Task goal >> Out of all the lines below, count those with the word "推动全市经济社会高质量发展". Give the number only.

The input >>
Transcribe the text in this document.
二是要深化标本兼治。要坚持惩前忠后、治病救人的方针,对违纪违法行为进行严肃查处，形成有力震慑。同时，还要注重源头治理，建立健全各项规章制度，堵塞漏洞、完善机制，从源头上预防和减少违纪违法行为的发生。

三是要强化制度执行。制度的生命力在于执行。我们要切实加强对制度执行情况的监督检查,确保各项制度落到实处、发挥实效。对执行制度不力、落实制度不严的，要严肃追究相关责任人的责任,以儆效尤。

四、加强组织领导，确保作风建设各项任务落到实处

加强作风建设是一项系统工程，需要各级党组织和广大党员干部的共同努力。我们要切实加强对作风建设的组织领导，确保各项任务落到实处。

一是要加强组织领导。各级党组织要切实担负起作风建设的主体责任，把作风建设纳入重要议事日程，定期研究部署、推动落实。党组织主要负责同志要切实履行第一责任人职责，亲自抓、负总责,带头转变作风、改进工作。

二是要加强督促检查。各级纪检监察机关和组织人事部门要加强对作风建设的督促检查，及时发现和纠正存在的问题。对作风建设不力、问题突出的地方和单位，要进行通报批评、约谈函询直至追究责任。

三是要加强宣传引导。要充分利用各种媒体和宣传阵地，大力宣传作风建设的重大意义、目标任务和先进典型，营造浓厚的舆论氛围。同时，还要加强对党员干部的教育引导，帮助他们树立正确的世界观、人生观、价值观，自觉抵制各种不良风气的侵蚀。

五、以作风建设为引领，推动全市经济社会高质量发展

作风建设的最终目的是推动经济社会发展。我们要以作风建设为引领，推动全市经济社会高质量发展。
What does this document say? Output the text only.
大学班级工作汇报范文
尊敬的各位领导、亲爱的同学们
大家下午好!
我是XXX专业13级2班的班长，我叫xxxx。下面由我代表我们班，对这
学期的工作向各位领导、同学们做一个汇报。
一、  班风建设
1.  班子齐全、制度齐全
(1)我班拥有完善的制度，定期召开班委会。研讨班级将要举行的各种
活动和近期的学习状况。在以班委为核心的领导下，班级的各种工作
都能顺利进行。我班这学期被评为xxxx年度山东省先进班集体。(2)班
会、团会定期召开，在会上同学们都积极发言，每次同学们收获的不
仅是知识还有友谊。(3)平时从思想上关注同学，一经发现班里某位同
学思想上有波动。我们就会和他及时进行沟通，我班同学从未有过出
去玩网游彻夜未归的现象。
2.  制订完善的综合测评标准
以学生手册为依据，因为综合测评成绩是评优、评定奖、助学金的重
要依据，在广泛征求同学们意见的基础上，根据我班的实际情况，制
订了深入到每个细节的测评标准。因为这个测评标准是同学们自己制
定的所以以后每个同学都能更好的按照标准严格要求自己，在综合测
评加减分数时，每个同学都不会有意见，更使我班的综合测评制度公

Written answer >> 2